> **Aim**:
Below are entries; tally how many lines hold the string "swatch" and answer with only that figure.

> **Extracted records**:
:::::
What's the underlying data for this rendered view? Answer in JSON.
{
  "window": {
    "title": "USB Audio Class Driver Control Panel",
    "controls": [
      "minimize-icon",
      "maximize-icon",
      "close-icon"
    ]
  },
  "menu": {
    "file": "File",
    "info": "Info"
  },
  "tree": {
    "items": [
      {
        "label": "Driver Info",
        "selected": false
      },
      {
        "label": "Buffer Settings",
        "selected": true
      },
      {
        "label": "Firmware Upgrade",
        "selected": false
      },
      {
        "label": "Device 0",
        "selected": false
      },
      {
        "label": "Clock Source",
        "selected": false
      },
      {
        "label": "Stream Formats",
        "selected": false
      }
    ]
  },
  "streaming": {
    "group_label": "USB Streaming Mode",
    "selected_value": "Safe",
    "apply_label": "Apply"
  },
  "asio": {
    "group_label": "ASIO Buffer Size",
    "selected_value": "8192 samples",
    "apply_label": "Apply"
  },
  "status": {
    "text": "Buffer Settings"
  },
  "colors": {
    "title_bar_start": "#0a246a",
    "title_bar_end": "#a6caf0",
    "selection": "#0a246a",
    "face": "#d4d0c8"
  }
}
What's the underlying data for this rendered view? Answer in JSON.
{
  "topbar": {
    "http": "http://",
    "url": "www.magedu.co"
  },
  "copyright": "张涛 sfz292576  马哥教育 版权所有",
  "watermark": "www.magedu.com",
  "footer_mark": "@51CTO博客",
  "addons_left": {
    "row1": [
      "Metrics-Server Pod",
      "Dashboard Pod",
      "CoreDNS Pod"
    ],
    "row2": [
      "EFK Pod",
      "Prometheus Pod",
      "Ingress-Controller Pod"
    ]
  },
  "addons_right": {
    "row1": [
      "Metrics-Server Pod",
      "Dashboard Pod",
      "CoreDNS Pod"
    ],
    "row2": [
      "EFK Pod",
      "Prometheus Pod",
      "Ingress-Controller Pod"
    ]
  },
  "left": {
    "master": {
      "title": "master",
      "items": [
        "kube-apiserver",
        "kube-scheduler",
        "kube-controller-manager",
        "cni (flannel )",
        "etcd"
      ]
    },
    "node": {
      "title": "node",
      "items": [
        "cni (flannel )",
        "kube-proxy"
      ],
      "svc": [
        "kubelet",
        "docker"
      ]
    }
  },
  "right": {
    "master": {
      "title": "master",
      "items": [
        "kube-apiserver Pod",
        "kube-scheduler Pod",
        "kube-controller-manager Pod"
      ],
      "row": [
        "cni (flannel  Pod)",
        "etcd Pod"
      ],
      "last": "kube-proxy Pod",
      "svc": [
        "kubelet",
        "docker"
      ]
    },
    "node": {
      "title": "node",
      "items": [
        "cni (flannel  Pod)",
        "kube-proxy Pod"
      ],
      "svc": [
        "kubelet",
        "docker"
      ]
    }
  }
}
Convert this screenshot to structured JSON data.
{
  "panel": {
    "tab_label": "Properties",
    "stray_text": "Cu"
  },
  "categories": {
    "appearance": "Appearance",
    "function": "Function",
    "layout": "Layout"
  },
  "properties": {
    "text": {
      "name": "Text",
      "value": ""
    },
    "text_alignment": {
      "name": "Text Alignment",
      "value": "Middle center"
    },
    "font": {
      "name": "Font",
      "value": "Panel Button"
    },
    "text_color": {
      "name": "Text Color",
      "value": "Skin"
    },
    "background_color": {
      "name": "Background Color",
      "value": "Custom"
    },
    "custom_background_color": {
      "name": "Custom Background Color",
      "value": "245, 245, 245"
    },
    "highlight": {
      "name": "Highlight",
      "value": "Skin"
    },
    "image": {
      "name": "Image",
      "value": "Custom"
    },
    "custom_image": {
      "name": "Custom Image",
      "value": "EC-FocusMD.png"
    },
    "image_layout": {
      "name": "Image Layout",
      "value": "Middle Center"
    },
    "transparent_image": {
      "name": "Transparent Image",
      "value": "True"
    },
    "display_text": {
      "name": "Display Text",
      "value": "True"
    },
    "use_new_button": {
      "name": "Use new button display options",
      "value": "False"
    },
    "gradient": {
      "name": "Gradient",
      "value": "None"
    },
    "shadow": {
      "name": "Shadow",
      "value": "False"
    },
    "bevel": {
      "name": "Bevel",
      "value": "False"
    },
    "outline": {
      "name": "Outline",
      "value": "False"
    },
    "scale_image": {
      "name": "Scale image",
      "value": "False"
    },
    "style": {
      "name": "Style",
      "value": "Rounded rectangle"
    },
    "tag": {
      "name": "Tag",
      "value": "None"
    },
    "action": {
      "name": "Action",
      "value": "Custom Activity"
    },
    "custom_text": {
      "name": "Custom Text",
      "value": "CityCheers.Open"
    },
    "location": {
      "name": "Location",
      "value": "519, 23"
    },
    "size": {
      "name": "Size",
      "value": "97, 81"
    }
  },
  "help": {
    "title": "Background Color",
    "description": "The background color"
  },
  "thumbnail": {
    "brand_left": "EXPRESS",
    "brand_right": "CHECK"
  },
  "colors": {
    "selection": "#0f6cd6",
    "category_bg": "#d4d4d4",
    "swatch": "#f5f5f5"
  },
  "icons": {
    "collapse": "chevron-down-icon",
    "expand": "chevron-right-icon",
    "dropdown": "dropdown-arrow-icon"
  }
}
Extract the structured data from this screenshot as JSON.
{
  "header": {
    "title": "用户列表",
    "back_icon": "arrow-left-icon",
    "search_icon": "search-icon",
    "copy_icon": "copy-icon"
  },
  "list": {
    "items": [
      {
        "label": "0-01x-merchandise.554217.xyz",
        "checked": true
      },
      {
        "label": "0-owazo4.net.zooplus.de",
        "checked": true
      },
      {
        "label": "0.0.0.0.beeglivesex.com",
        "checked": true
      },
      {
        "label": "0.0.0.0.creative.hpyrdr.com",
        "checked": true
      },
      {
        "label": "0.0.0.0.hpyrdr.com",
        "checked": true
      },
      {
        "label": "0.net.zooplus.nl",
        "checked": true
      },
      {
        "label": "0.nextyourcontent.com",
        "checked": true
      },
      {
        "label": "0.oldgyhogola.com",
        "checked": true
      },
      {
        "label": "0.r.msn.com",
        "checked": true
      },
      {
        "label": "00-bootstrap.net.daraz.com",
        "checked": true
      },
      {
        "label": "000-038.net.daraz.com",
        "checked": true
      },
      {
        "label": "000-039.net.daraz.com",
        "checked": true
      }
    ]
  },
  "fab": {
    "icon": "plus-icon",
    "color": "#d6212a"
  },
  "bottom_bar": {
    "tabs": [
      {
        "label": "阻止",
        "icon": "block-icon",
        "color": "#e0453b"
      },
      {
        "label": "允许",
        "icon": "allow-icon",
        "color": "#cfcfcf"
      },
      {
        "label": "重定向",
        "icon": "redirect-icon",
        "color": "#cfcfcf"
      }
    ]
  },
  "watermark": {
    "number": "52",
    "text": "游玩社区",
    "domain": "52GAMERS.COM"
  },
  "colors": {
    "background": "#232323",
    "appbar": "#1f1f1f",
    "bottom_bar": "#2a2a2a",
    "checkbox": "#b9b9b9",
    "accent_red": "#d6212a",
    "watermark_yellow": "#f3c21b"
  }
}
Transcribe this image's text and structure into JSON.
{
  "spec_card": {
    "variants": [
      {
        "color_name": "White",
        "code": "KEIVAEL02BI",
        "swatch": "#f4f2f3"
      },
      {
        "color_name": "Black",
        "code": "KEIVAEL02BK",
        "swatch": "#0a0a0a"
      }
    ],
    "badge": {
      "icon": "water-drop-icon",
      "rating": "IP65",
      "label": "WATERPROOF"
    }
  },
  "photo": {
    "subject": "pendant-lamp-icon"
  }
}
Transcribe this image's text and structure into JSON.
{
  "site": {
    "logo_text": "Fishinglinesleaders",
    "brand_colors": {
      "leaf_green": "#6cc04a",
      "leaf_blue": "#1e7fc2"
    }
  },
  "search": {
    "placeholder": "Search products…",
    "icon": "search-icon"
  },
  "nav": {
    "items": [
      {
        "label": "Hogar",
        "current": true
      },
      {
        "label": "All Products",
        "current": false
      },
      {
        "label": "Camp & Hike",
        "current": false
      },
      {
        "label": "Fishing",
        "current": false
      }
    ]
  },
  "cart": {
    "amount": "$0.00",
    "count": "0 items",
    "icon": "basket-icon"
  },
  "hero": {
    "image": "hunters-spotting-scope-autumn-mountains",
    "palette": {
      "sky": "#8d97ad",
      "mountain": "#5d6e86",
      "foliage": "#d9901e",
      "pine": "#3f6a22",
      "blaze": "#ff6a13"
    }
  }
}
:::::
> **Answer to the problem**:
3